Problem requirements: Every line below that holds the string "made" should be copied.
==== Data supplied ====
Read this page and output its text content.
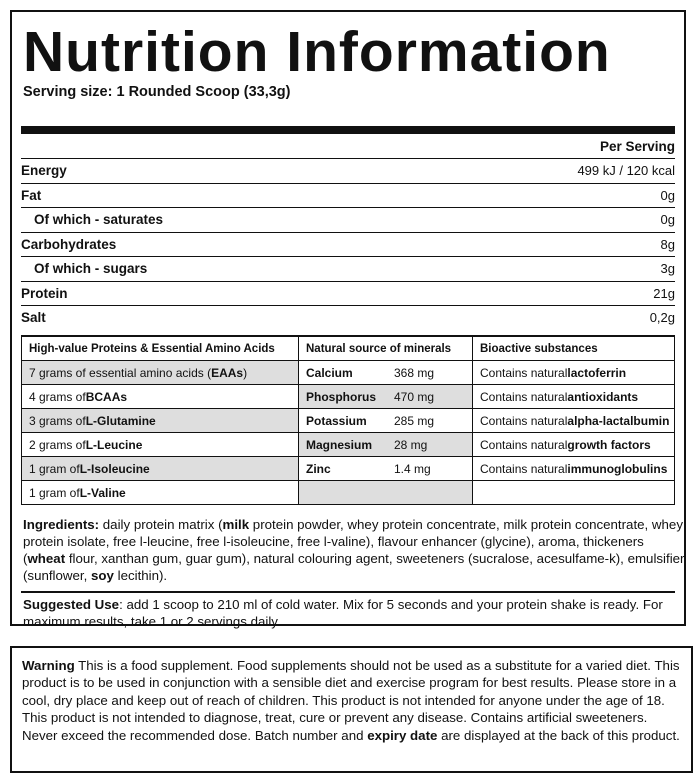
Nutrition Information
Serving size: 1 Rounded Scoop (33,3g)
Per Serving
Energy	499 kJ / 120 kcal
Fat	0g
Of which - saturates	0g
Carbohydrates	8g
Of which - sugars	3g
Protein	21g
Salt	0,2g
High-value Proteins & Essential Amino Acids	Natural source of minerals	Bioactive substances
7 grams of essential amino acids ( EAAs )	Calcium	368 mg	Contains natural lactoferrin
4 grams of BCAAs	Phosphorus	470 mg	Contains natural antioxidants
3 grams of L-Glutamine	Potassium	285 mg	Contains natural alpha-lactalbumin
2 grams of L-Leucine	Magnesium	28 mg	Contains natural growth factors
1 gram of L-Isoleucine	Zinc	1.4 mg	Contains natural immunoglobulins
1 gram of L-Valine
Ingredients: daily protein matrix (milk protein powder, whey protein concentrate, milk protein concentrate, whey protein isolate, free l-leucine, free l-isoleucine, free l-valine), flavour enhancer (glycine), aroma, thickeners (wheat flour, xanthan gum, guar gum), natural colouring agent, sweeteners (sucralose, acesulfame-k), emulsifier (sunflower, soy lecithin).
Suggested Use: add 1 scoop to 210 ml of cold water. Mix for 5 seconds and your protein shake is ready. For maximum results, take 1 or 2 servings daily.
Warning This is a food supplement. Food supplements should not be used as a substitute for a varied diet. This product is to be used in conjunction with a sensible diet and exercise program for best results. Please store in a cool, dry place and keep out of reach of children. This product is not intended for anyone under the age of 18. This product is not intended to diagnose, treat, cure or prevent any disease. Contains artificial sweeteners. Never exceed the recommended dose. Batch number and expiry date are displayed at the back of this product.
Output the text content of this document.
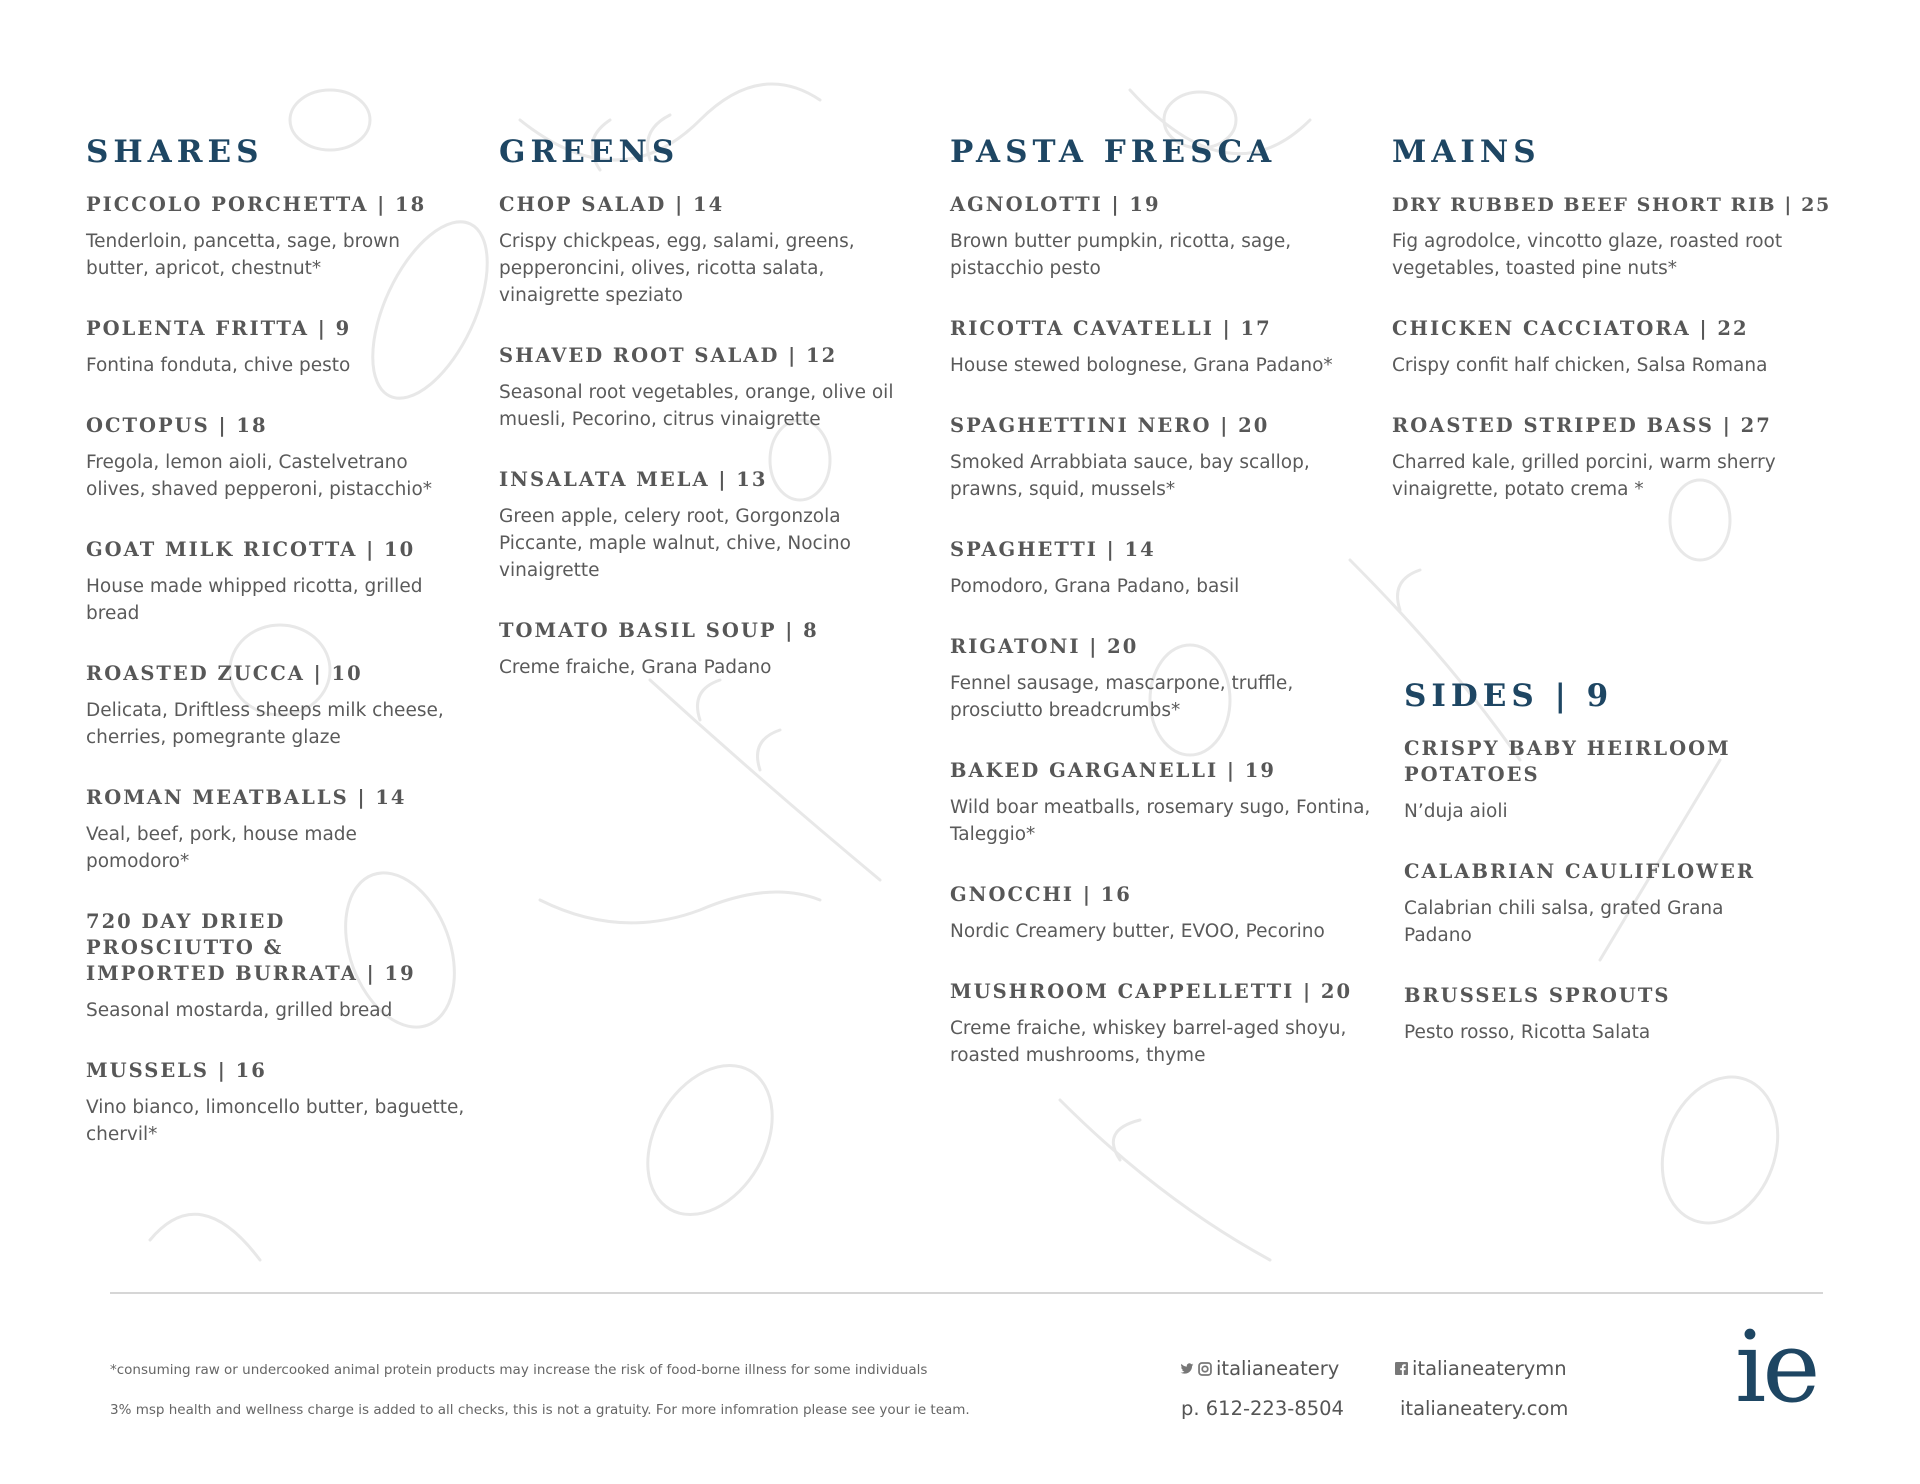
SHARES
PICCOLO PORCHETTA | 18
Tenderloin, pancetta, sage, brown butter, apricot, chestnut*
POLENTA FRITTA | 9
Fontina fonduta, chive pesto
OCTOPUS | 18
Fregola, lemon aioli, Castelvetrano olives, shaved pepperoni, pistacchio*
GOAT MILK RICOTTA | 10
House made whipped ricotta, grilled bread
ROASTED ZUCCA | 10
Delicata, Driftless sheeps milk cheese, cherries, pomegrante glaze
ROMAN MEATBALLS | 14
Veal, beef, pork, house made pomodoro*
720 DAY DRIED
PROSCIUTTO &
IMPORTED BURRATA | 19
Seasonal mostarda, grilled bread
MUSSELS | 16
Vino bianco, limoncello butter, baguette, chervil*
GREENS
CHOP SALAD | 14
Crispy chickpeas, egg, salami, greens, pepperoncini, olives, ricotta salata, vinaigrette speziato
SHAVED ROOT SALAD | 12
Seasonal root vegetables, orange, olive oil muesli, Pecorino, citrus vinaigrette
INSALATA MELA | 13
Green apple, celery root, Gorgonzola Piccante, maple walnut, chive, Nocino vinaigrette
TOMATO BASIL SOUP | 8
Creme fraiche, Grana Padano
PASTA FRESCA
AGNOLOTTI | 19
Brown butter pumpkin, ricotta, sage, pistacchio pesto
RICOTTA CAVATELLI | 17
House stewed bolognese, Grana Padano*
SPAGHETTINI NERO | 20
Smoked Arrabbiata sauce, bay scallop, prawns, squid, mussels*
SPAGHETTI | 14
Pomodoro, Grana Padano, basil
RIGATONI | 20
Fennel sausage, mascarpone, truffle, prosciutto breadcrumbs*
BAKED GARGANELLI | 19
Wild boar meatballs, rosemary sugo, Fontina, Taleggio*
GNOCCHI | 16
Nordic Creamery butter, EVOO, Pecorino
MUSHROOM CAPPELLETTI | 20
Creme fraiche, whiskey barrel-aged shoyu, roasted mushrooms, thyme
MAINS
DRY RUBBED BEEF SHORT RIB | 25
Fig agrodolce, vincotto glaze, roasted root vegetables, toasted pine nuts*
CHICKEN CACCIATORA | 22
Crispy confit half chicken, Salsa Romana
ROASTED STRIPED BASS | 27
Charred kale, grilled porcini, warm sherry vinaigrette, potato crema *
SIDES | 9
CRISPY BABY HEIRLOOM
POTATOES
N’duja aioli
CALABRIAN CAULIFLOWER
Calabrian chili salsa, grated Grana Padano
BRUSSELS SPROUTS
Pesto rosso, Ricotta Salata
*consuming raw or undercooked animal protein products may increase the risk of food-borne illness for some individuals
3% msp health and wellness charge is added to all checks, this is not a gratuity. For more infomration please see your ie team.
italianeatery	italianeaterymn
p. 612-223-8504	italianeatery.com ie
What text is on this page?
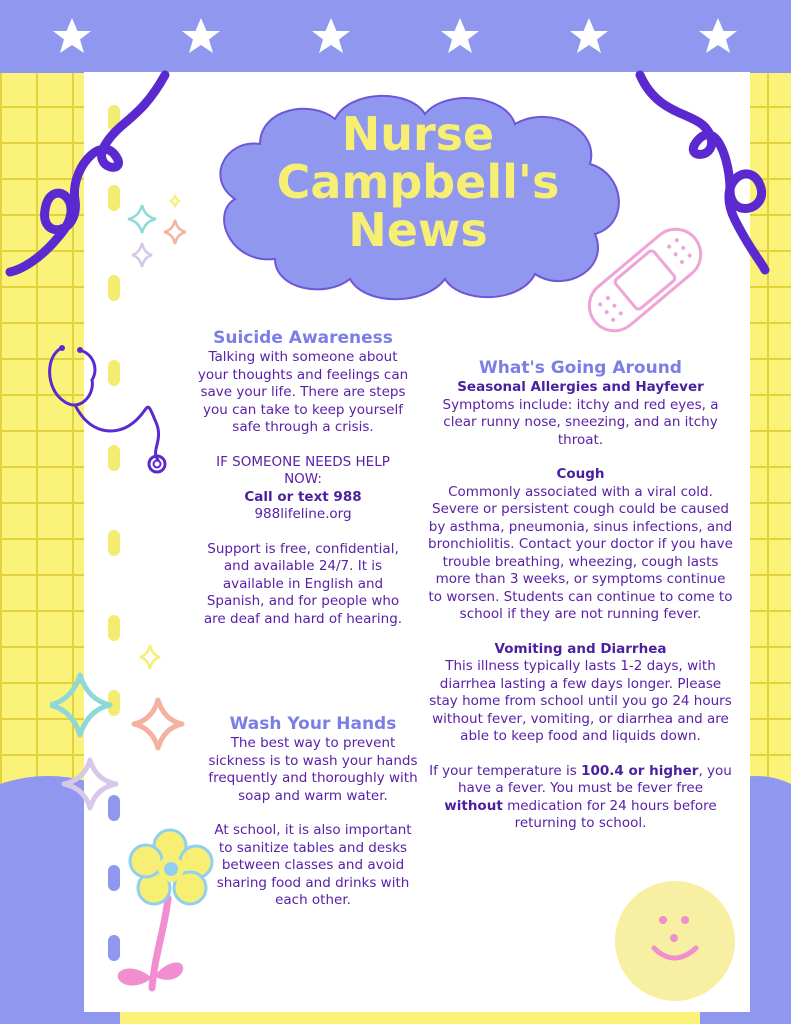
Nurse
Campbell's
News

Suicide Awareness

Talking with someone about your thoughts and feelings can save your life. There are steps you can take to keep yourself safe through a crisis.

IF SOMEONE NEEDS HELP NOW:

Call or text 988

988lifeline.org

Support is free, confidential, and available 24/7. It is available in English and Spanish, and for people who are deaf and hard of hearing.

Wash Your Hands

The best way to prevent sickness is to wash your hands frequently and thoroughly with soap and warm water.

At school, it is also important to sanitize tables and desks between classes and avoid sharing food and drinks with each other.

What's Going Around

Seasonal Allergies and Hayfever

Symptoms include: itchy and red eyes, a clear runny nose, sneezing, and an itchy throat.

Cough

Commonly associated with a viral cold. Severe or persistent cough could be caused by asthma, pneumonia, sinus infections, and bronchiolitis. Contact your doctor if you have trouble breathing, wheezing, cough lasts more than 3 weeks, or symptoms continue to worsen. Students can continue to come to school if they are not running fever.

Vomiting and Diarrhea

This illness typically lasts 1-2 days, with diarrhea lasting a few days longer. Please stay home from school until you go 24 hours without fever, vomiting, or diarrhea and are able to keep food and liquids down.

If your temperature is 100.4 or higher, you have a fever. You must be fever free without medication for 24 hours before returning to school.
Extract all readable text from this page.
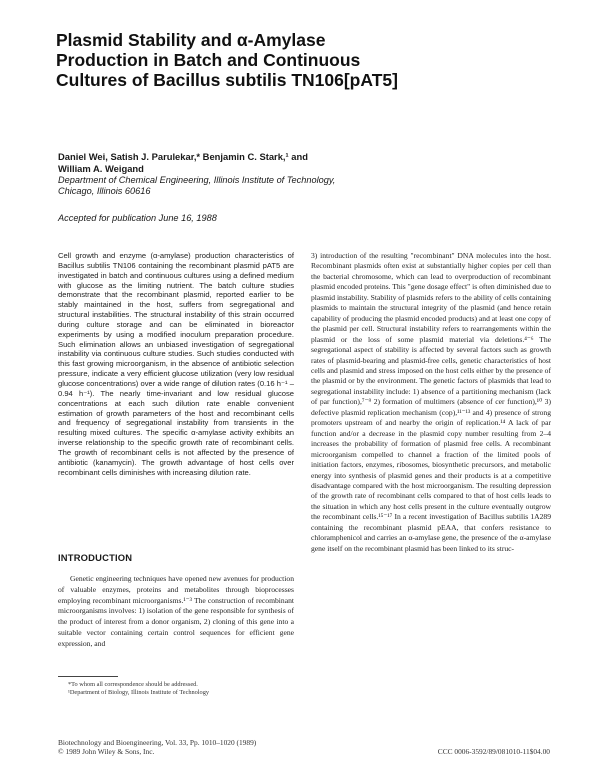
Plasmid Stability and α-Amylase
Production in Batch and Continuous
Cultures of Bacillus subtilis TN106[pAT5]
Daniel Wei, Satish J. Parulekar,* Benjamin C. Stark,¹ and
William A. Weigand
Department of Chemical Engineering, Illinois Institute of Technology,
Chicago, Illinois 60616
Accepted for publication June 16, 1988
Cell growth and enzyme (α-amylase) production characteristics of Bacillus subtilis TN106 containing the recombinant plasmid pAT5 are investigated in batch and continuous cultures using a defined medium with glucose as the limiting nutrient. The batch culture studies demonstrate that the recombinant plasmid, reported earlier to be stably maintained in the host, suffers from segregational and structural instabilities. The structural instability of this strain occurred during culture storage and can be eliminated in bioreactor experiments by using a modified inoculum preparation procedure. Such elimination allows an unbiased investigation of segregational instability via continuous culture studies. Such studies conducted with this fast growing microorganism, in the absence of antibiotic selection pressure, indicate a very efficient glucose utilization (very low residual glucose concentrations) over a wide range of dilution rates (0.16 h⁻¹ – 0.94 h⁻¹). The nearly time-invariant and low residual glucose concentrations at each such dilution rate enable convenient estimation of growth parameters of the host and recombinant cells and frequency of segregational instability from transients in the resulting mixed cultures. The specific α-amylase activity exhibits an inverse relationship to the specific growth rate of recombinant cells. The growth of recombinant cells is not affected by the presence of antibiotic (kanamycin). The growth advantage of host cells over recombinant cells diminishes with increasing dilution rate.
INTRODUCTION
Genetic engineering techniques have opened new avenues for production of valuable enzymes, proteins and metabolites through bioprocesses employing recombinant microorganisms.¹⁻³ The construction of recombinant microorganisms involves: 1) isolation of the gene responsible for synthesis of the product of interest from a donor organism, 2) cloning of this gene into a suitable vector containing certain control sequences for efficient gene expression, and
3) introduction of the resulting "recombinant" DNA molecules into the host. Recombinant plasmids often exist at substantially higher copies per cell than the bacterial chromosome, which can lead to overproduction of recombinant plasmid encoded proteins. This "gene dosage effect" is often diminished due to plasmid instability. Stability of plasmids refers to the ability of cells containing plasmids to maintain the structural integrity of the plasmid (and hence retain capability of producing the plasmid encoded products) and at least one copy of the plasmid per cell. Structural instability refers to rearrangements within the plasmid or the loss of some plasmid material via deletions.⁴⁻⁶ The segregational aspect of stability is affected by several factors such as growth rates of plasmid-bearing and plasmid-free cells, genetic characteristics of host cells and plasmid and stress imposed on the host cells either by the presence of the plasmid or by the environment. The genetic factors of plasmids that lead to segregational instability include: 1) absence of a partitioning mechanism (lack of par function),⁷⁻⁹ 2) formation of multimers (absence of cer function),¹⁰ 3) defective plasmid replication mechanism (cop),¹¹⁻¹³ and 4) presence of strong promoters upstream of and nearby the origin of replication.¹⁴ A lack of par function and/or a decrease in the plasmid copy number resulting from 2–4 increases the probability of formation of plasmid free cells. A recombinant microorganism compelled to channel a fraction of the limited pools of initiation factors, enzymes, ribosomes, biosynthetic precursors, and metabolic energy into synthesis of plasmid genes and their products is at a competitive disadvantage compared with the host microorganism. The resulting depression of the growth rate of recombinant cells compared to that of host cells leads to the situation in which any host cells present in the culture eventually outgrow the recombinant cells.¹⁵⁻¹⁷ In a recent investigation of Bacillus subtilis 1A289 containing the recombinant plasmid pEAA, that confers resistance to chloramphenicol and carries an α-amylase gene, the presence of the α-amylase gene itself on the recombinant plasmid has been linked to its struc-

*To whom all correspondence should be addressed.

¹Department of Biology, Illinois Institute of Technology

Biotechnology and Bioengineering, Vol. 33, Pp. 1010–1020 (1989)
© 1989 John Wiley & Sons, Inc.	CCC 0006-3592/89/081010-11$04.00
====
Output of the task:
House made whipped ricotta, grilled bread
Veal, beef, pork, house made pomodoro*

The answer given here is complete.